The problem: Retype the listing that follows, word for word.

Stored rows:

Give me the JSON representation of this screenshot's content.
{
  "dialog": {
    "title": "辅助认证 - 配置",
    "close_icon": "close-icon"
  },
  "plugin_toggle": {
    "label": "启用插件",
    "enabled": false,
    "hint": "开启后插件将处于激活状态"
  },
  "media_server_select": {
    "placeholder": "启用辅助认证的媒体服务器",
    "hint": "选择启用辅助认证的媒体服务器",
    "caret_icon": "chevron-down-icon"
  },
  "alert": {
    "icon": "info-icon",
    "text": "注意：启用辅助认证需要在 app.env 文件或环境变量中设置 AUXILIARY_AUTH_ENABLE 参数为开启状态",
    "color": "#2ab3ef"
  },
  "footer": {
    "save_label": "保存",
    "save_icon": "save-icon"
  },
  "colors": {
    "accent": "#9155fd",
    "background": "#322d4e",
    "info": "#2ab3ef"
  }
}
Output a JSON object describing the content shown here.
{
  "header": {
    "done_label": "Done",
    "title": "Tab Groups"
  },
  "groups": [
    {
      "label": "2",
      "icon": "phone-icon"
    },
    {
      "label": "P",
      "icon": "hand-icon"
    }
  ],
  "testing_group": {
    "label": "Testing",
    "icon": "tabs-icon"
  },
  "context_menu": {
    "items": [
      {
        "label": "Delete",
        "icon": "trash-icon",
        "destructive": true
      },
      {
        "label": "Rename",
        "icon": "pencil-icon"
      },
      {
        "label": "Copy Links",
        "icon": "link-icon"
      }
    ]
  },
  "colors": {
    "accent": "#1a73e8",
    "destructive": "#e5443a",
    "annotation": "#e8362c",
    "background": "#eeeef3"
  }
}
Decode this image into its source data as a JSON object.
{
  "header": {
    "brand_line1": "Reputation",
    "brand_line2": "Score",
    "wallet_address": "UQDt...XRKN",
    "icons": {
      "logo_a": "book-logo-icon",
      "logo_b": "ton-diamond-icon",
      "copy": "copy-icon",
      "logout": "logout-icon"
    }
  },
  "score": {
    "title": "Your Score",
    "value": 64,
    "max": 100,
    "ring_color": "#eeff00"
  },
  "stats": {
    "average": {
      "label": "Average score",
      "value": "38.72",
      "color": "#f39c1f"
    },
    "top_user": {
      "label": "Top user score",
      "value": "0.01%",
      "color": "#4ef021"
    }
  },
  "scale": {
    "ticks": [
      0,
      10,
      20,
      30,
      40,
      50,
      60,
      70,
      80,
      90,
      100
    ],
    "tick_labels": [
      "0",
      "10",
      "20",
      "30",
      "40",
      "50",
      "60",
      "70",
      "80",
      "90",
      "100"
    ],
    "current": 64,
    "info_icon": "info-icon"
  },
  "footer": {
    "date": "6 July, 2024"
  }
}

Response to this exercise:
Give me the JSON representation of this screenshot's content.
{
  "dialog": {
    "title": "辅助认证 - 配置",
    "close_icon": "close-icon"
  },
  "plugin_toggle": {
    "label": "启用插件",
    "enabled": false,
    "hint": "开启后插件将处于激活状态"
  },
  "media_server_select": {
    "placeholder": "启用辅助认证的媒体服务器",
    "hint": "选择启用辅助认证的媒体服务器",
    "caret_icon": "chevron-down-icon"
  },
  "alert": {
    "icon": "info-icon",
    "text": "注意：启用辅助认证需要在 app.env 文件或环境变量中设置 AUXILIARY_AUTH_ENABLE 参数为开启状态",
    "color": "#2ab3ef"
  },
  "footer": {
    "save_label": "保存",
    "save_icon": "save-icon"
  },
  "colors": {
    "accent": "#9155fd",
    "background": "#322d4e",
    "info": "#2ab3ef"
  }
}
Output a JSON object describing the content shown here.
{
  "header": {
    "done_label": "Done",
    "title": "Tab Groups"
  },
  "groups": [
    {
      "label": "2",
      "icon": "phone-icon"
    },
    {
      "label": "P",
      "icon": "hand-icon"
    }
  ],
  "testing_group": {
    "label": "Testing",
    "icon": "tabs-icon"
  },
  "context_menu": {
    "items": [
      {
        "label": "Delete",
        "icon": "trash-icon",
        "destructive": true
      },
      {
        "label": "Rename",
        "icon": "pencil-icon"
      },
      {
        "label": "Copy Links",
        "icon": "link-icon"
      }
    ]
  },
  "colors": {
    "accent": "#1a73e8",
    "destructive": "#e5443a",
    "annotation": "#e8362c",
    "background": "#eeeef3"
  }
}
Decode this image into its source data as a JSON object.
{
  "header": {
    "brand_line1": "Reputation",
    "brand_line2": "Score",
    "wallet_address": "UQDt...XRKN",
    "icons": {
      "logo_a": "book-logo-icon",
      "logo_b": "ton-diamond-icon",
      "copy": "copy-icon",
      "logout": "logout-icon"
    }
  },
  "score": {
    "title": "Your Score",
    "value": 64,
    "max": 100,
    "ring_color": "#eeff00"
  },
  "stats": {
    "average": {
      "label": "Average score",
      "value": "38.72",
      "color": "#f39c1f"
    },
    "top_user": {
      "label": "Top user score",
      "value": "0.01%",
      "color": "#4ef021"
    }
  },
  "scale": {
    "ticks": [
      0,
      10,
      20,
      30,
      40,
      50,
      60,
      70,
      80,
      90,
      100
    ],
    "tick_labels": [
      "0",
      "10",
      "20",
      "30",
      "40",
      "50",
      "60",
      "70",
      "80",
      "90",
      "100"
    ],
    "current": 64,
    "info_icon": "info-icon"
  },
  "footer": {
    "date": "6 July, 2024"
  }
}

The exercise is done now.